### What the task asks
Type out the records that follow, exactly as given.

### Data for this task
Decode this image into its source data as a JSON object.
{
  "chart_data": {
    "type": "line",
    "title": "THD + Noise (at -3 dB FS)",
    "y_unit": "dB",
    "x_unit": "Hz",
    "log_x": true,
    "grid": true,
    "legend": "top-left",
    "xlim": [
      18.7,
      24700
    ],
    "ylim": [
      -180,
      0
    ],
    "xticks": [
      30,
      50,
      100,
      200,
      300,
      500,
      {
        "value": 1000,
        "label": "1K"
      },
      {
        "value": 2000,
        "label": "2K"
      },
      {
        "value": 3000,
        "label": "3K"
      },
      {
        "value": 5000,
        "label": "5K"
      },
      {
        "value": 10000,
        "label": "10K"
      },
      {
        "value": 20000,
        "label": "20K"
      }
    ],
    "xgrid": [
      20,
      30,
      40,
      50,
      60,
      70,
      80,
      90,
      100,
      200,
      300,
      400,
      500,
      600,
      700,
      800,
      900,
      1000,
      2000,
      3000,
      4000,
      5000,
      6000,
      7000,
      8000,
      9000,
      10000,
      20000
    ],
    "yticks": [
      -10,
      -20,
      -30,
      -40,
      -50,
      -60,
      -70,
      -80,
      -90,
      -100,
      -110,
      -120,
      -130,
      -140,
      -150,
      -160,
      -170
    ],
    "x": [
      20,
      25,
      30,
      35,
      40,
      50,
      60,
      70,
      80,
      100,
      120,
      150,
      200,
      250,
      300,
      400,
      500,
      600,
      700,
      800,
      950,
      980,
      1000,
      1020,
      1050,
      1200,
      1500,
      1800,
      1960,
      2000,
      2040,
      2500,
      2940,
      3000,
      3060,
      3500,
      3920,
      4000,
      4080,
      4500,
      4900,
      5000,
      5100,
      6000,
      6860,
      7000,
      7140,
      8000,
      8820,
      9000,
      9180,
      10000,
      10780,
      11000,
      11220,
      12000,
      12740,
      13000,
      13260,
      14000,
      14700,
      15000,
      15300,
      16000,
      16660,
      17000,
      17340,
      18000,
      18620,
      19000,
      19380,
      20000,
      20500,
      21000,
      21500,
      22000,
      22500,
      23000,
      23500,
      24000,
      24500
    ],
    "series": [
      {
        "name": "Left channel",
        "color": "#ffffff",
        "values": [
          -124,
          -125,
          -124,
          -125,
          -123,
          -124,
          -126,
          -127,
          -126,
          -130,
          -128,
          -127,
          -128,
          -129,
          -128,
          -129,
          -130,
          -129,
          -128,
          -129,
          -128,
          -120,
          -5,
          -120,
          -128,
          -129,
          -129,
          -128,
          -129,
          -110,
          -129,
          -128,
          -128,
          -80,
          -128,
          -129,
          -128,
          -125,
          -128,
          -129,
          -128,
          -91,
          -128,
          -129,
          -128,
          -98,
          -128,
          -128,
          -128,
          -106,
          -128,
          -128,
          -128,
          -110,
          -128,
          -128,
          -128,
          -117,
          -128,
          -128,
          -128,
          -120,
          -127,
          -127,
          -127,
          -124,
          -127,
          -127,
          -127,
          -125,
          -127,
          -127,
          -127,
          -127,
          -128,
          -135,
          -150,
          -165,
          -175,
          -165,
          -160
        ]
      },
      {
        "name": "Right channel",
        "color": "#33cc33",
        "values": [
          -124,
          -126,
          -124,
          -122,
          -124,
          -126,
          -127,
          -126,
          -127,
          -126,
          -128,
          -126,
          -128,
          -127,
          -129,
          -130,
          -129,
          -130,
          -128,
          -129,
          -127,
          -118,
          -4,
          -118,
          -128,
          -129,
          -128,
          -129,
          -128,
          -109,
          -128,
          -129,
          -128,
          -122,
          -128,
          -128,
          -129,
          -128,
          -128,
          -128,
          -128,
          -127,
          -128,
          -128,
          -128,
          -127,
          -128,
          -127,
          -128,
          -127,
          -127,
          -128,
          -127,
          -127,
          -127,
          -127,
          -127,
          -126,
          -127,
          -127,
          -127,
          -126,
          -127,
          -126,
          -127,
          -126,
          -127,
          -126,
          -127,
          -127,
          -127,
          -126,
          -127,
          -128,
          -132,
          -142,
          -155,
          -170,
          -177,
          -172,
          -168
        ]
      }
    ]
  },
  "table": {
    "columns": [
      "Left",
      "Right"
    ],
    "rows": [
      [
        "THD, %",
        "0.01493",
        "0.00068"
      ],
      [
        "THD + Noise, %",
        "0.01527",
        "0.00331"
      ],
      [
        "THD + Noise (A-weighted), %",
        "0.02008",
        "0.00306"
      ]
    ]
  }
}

### Response to the exercise
Decode this image into its source data as a JSON object.
{
  "chart_data": {
    "type": "line",
    "title": "THD + Noise (at -3 dB FS)",
    "y_unit": "dB",
    "x_unit": "Hz",
    "log_x": true,
    "grid": true,
    "legend": "top-left",
    "xlim": [
      18.7,
      24700
    ],
    "ylim": [
      -180,
      0
    ],
    "xticks": [
      30,
      50,
      100,
      200,
      300,
      500,
      {
        "value": 1000,
        "label": "1K"
      },
      {
        "value": 2000,
        "label": "2K"
      },
      {
        "value": 3000,
        "label": "3K"
      },
      {
        "value": 5000,
        "label": "5K"
      },
      {
        "value": 10000,
        "label": "10K"
      },
      {
        "value": 20000,
        "label": "20K"
      }
    ],
    "xgrid": [
      20,
      30,
      40,
      50,
      60,
      70,
      80,
      90,
      100,
      200,
      300,
      400,
      500,
      600,
      700,
      800,
      900,
      1000,
      2000,
      3000,
      4000,
      5000,
      6000,
      7000,
      8000,
      9000,
      10000,
      20000
    ],
    "yticks": [
      -10,
      -20,
      -30,
      -40,
      -50,
      -60,
      -70,
      -80,
      -90,
      -100,
      -110,
      -120,
      -130,
      -140,
      -150,
      -160,
      -170
    ],
    "x": [
      20,
      25,
      30,
      35,
      40,
      50,
      60,
      70,
      80,
      100,
      120,
      150,
      200,
      250,
      300,
      400,
      500,
      600,
      700,
      800,
      950,
      980,
      1000,
      1020,
      1050,
      1200,
      1500,
      1800,
      1960,
      2000,
      2040,
      2500,
      2940,
      3000,
      3060,
      3500,
      3920,
      4000,
      4080,
      4500,
      4900,
      5000,
      5100,
      6000,
      6860,
      7000,
      7140,
      8000,
      8820,
      9000,
      9180,
      10000,
      10780,
      11000,
      11220,
      12000,
      12740,
      13000,
      13260,
      14000,
      14700,
      15000,
      15300,
      16000,
      16660,
      17000,
      17340,
      18000,
      18620,
      19000,
      19380,
      20000,
      20500,
      21000,
      21500,
      22000,
      22500,
      23000,
      23500,
      24000,
      24500
    ],
    "series": [
      {
        "name": "Left channel",
        "color": "#ffffff",
        "values": [
          -124,
          -125,
          -124,
          -125,
          -123,
          -124,
          -126,
          -127,
          -126,
          -130,
          -128,
          -127,
          -128,
          -129,
          -128,
          -129,
          -130,
          -129,
          -128,
          -129,
          -128,
          -120,
          -5,
          -120,
          -128,
          -129,
          -129,
          -128,
          -129,
          -110,
          -129,
          -128,
          -128,
          -80,
          -128,
          -129,
          -128,
          -125,
          -128,
          -129,
          -128,
          -91,
          -128,
          -129,
          -128,
          -98,
          -128,
          -128,
          -128,
          -106,
          -128,
          -128,
          -128,
          -110,
          -128,
          -128,
          -128,
          -117,
          -128,
          -128,
          -128,
          -120,
          -127,
          -127,
          -127,
          -124,
          -127,
          -127,
          -127,
          -125,
          -127,
          -127,
          -127,
          -127,
          -128,
          -135,
          -150,
          -165,
          -175,
          -165,
          -160
        ]
      },
      {
        "name": "Right channel",
        "color": "#33cc33",
        "values": [
          -124,
          -126,
          -124,
          -122,
          -124,
          -126,
          -127,
          -126,
          -127,
          -126,
          -128,
          -126,
          -128,
          -127,
          -129,
          -130,
          -129,
          -130,
          -128,
          -129,
          -127,
          -118,
          -4,
          -118,
          -128,
          -129,
          -128,
          -129,
          -128,
          -109,
          -128,
          -129,
          -128,
          -122,
          -128,
          -128,
          -129,
          -128,
          -128,
          -128,
          -128,
          -127,
          -128,
          -128,
          -128,
          -127,
          -128,
          -127,
          -128,
          -127,
          -127,
          -128,
          -127,
          -127,
          -127,
          -127,
          -127,
          -126,
          -127,
          -127,
          -127,
          -126,
          -127,
          -126,
          -127,
          -126,
          -127,
          -126,
          -127,
          -127,
          -127,
          -126,
          -127,
          -128,
          -132,
          -142,
          -155,
          -170,
          -177,
          -172,
          -168
        ]
      }
    ]
  },
  "table": {
    "columns": [
      "Left",
      "Right"
    ],
    "rows": [
      [
        "THD, %",
        "0.01493",
        "0.00068"
      ],
      [
        "THD + Noise, %",
        "0.01527",
        "0.00331"
      ],
      [
        "THD + Noise (A-weighted), %",
        "0.02008",
        "0.00306"
      ]
    ]
  }
}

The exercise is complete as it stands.